**** RAW RECORDS ****

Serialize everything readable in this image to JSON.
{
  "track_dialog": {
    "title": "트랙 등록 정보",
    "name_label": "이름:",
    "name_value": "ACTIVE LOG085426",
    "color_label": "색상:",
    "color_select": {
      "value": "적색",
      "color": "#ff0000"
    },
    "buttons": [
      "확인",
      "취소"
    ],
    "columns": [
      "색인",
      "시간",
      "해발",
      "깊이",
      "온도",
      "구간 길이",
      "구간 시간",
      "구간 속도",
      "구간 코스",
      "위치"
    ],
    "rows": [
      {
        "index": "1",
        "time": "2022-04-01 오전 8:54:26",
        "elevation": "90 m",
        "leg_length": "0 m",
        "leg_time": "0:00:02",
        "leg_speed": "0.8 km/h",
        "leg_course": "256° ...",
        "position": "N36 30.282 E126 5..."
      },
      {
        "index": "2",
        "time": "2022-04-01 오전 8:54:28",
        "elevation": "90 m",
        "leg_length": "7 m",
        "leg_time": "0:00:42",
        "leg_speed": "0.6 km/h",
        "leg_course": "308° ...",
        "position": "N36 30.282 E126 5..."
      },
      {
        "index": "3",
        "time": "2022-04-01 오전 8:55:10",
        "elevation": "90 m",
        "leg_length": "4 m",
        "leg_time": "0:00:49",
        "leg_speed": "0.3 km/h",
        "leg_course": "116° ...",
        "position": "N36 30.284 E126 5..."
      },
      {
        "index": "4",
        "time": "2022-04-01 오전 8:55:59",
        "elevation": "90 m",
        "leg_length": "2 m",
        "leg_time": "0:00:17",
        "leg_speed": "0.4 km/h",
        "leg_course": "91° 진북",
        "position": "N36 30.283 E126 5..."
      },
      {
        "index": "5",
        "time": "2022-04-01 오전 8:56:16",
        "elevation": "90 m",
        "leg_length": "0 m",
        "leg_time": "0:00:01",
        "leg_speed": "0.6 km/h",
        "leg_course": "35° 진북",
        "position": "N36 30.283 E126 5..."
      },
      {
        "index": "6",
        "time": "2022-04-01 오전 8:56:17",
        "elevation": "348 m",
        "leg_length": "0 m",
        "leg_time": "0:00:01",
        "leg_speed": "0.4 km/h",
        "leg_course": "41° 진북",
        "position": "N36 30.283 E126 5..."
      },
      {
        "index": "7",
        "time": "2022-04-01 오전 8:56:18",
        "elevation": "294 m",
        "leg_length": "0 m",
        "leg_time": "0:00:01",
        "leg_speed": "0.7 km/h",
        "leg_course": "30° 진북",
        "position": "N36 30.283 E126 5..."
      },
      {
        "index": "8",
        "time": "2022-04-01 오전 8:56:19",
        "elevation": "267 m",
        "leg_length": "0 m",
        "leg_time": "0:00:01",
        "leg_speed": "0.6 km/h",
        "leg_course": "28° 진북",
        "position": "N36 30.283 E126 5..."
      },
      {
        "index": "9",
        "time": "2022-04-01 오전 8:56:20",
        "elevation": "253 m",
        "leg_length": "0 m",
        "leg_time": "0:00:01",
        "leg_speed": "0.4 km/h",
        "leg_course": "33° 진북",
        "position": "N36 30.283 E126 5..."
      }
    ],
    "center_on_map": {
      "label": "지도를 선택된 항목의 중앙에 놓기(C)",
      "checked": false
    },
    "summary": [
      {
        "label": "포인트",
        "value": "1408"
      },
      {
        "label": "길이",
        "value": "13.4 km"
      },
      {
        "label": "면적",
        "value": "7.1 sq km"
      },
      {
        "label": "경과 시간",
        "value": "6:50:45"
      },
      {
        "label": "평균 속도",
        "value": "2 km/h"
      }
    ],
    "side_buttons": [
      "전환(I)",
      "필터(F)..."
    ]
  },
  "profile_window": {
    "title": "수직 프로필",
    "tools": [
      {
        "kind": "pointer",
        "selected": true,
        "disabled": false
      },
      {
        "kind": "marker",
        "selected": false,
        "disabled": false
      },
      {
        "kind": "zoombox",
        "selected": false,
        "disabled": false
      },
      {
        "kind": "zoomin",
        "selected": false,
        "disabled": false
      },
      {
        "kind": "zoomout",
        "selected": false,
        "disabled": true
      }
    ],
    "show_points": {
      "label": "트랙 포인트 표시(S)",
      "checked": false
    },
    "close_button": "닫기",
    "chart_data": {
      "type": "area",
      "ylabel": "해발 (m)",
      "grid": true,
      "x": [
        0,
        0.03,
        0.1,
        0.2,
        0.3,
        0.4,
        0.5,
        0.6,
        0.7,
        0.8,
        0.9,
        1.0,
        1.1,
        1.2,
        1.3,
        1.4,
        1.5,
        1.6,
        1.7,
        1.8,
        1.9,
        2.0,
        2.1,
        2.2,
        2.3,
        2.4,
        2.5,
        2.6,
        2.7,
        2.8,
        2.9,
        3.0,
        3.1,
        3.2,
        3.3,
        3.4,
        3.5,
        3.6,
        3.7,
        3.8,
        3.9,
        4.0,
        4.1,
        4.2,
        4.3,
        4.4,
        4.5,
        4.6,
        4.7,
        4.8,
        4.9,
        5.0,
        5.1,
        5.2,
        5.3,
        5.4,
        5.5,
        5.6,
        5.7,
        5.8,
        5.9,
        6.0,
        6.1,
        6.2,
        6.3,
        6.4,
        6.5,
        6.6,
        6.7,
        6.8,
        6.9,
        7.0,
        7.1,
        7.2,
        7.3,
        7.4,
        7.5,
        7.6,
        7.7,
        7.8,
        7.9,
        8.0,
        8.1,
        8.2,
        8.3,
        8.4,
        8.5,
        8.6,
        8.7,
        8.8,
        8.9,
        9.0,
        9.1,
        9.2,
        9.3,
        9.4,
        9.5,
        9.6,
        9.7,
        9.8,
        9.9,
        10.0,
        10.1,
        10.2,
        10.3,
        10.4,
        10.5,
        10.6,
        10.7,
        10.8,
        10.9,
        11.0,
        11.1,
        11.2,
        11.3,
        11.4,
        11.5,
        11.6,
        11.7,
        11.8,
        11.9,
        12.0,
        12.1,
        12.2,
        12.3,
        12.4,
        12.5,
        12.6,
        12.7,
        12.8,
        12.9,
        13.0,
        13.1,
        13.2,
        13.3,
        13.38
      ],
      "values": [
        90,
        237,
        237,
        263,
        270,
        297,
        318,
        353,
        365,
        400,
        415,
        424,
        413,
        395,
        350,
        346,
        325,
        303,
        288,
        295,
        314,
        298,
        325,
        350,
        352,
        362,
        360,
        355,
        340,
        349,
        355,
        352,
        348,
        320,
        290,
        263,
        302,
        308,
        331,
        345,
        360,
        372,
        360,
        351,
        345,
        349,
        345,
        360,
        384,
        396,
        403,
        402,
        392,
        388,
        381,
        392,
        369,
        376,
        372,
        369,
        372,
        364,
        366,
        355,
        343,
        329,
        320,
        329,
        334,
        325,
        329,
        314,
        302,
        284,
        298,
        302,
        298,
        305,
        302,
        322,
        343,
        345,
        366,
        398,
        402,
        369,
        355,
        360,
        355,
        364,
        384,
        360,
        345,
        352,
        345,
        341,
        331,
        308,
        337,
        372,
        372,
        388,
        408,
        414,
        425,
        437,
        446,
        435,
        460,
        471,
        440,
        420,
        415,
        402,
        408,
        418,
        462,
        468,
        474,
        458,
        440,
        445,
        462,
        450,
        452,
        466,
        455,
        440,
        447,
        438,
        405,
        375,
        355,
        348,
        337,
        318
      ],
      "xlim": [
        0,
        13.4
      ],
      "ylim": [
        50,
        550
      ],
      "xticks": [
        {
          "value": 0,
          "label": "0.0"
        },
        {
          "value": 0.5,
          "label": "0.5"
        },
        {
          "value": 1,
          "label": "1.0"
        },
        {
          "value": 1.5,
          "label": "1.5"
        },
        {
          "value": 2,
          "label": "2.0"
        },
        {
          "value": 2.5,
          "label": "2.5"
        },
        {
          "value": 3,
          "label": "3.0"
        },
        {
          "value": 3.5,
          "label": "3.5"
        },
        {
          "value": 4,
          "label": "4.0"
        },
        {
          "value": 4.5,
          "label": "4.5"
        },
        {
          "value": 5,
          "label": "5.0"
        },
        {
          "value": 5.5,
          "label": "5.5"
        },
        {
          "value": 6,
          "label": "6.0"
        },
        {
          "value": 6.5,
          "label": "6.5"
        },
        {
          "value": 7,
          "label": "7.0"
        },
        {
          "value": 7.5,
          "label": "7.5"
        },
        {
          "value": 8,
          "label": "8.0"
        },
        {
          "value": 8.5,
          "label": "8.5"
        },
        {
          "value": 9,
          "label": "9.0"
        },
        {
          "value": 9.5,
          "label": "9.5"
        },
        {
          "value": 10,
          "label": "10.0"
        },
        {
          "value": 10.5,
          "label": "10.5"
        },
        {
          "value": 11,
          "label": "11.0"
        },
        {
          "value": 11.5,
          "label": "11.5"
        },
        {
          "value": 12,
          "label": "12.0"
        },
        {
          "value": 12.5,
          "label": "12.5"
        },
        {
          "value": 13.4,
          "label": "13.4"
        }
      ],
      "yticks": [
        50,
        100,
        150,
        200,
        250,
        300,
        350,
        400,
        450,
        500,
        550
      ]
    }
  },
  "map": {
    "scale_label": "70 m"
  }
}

****

» **TASK DETAILS**
Report the number of lines in the listing where the string "true" appears, and nothing besides.

» **FINISHED EXERCISE**
3